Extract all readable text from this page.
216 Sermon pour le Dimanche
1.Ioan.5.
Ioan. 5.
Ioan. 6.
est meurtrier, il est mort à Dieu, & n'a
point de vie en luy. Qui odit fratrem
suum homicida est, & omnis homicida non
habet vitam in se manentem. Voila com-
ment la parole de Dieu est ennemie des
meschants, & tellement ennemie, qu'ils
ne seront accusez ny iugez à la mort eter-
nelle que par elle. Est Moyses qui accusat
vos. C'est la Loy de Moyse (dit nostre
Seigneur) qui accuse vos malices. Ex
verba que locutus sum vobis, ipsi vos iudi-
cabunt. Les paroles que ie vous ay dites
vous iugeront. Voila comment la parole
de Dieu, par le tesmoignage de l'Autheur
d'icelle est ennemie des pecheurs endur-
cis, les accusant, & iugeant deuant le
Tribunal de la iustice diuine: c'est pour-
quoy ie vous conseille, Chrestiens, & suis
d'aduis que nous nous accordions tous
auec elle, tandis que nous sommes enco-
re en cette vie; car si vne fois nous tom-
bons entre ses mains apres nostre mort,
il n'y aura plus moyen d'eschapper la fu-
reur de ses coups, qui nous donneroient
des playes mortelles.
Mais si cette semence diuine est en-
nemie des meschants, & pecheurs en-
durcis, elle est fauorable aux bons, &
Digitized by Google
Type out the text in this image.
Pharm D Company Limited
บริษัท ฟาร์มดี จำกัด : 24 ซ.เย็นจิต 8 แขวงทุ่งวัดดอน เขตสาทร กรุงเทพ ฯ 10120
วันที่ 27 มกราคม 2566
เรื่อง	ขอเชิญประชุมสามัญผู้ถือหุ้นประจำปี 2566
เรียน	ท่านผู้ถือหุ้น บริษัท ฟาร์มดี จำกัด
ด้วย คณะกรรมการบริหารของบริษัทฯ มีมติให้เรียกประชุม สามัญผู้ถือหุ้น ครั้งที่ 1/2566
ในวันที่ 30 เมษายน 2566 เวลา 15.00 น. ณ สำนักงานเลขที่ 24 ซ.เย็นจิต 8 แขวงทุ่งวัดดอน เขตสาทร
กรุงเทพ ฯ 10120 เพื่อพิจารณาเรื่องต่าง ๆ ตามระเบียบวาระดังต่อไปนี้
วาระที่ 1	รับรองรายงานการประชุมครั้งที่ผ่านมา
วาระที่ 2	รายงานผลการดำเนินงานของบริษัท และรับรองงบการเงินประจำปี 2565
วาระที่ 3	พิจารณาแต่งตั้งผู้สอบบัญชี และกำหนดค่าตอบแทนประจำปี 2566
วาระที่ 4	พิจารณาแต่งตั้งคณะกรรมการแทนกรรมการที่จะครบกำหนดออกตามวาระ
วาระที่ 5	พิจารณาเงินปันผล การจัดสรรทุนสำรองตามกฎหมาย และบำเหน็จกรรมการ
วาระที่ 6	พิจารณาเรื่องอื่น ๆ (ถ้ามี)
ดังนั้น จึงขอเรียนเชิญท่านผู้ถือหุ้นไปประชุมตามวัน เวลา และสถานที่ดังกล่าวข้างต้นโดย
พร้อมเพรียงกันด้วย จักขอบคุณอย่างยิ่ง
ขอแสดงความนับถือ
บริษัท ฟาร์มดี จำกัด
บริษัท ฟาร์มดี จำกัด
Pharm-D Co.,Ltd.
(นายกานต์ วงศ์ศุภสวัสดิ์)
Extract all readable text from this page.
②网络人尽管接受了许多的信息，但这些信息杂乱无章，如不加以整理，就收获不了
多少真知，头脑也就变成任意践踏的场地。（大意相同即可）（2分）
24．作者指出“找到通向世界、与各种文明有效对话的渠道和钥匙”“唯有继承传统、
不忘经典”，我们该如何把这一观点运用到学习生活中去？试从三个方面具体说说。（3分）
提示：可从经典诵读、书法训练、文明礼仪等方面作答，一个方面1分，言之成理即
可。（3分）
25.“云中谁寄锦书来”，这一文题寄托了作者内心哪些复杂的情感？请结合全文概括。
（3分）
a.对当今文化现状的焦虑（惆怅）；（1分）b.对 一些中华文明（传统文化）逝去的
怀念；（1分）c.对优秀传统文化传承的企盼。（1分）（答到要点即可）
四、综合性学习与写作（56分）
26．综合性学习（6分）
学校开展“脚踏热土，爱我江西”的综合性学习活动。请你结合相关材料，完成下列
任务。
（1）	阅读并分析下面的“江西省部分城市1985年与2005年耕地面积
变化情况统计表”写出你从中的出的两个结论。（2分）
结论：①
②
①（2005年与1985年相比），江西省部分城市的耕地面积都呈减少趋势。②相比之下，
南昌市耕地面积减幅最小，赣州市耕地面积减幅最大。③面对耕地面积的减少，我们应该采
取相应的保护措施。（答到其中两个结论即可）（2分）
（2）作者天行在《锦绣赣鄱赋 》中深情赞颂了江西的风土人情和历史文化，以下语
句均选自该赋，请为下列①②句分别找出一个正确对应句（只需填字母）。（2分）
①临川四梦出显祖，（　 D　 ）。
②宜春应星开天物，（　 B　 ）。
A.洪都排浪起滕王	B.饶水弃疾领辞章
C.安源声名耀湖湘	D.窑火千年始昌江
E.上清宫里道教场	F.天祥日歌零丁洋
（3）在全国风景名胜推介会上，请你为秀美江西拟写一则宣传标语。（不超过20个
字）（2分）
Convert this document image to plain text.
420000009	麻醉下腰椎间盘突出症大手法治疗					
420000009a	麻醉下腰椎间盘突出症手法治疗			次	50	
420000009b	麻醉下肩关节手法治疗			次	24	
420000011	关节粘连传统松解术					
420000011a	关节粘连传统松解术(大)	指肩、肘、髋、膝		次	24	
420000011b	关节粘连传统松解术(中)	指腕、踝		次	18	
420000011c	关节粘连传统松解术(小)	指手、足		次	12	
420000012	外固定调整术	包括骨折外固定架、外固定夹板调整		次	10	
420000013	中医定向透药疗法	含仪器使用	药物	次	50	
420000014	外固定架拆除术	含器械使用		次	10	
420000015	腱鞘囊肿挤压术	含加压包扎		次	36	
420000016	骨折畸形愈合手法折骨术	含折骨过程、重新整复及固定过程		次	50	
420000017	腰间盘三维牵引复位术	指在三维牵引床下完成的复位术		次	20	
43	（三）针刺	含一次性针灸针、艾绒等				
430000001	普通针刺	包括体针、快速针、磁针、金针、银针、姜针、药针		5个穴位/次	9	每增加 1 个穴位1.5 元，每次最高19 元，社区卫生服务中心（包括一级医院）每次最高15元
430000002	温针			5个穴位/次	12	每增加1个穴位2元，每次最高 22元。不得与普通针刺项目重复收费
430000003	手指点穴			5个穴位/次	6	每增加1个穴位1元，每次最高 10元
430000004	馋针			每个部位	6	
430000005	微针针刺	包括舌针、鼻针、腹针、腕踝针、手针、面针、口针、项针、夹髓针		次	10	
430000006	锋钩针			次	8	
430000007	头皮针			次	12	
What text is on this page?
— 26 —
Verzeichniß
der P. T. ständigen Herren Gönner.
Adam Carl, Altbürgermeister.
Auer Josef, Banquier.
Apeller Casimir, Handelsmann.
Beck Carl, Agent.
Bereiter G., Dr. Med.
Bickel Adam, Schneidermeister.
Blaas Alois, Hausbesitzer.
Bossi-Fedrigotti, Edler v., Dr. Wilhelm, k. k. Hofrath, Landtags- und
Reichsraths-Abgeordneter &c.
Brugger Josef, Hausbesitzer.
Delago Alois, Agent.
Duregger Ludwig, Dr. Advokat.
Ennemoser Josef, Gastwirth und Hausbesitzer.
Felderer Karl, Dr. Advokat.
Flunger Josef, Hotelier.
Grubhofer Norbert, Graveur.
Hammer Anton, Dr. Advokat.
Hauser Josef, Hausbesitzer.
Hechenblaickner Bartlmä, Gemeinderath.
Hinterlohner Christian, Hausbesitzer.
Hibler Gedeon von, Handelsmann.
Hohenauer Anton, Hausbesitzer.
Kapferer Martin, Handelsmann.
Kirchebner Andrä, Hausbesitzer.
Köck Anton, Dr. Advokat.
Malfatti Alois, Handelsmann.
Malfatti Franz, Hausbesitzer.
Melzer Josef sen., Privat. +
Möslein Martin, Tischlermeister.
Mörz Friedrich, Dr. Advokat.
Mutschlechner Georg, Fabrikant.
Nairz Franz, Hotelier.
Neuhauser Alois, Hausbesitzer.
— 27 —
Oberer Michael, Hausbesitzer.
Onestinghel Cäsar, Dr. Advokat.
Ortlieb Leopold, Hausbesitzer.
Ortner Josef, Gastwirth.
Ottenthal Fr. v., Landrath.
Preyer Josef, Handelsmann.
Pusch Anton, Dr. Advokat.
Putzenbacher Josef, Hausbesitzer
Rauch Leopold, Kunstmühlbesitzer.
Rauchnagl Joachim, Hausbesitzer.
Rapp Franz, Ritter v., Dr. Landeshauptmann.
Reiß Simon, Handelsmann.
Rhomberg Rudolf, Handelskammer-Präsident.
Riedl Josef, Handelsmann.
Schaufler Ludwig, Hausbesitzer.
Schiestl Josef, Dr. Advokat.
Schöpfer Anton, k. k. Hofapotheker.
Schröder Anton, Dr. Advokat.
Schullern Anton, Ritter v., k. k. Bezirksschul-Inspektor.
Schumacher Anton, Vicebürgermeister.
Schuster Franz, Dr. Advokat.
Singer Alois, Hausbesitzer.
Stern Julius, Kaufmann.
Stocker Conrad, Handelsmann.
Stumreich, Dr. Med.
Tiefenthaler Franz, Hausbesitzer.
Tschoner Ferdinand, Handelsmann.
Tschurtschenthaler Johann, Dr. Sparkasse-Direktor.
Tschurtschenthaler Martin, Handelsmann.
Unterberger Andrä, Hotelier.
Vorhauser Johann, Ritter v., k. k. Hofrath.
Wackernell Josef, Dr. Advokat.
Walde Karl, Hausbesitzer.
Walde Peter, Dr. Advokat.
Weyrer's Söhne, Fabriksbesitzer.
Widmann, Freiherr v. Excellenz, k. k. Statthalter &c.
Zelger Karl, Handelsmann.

**Problem statement:** Search the material above for "Josef". Pull out each line where it shows up.

**Expected output:**
Auer Josef, Banquier.
Brugger Josef, Hausbesitzer.
Ennemoser Josef, Gastwirth und Hausbesitzer.
Flunger Josef, Hotelier.
Hauser Josef, Hausbesitzer.
Melzer Josef sen., Privat. +
Ortner Josef, Gastwirth.
Preyer Josef, Handelsmann.
Putzenbacher Josef, Hausbesitzer
Riedl Josef, Handelsmann.
Schiestl Josef, Dr. Advokat.
Wackernell Josef, Dr. Advokat.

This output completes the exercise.